◆ **GIVEN EXERCISE**
Give the number of lines in the entries that contain "công". State only the count.

Items from a data source
[start]

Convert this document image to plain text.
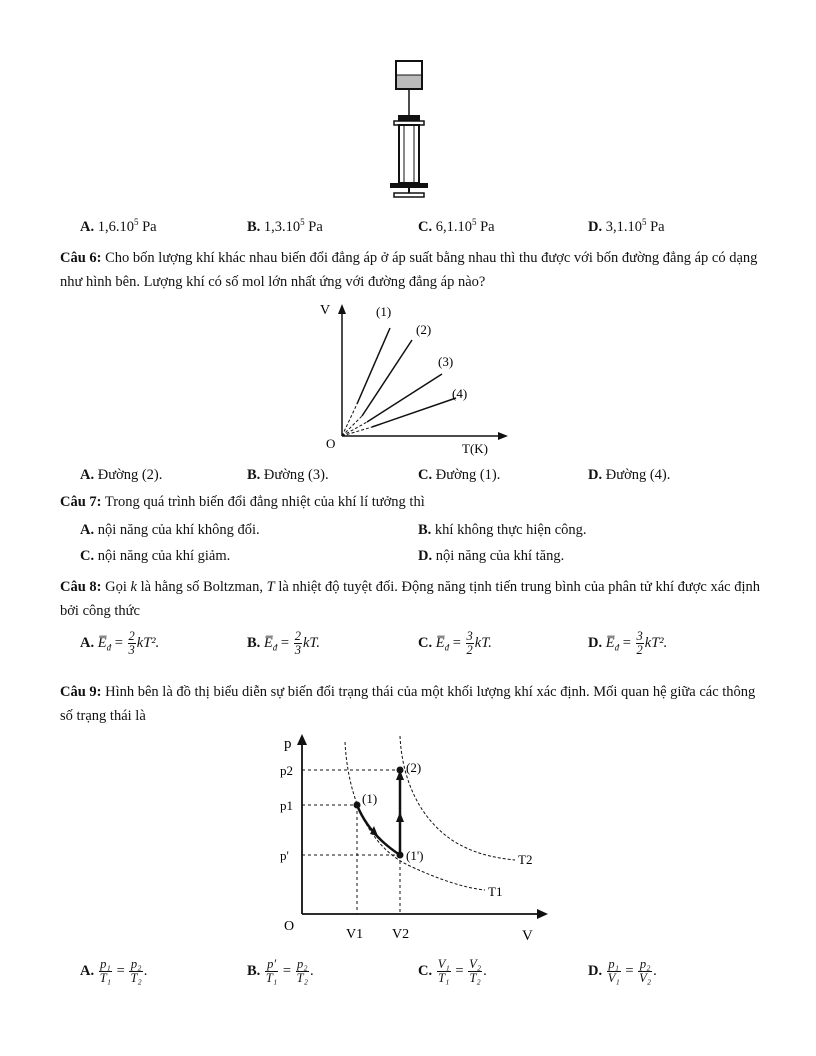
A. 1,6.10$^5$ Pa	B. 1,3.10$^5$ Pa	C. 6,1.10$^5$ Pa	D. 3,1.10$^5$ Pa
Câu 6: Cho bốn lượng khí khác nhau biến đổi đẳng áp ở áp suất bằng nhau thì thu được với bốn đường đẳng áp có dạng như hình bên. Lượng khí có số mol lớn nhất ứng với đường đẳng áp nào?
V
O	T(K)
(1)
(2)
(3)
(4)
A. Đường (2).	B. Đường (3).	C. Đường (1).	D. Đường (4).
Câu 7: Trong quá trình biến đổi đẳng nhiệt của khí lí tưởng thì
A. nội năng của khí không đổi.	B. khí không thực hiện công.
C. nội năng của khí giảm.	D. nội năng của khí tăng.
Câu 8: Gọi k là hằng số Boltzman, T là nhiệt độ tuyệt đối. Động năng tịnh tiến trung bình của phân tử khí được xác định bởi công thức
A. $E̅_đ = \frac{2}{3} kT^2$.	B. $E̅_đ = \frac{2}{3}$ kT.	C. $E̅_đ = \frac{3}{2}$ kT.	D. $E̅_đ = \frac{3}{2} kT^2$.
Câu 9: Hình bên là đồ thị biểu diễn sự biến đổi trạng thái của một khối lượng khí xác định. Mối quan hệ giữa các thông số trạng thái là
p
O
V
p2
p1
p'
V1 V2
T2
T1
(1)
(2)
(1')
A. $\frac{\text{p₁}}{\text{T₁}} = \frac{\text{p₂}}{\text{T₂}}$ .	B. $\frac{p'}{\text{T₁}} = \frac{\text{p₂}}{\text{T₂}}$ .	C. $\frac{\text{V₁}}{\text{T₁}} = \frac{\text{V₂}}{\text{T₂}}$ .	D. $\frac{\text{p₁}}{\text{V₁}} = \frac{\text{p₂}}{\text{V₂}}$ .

[end]

◆ **CORRECT RESULT**
2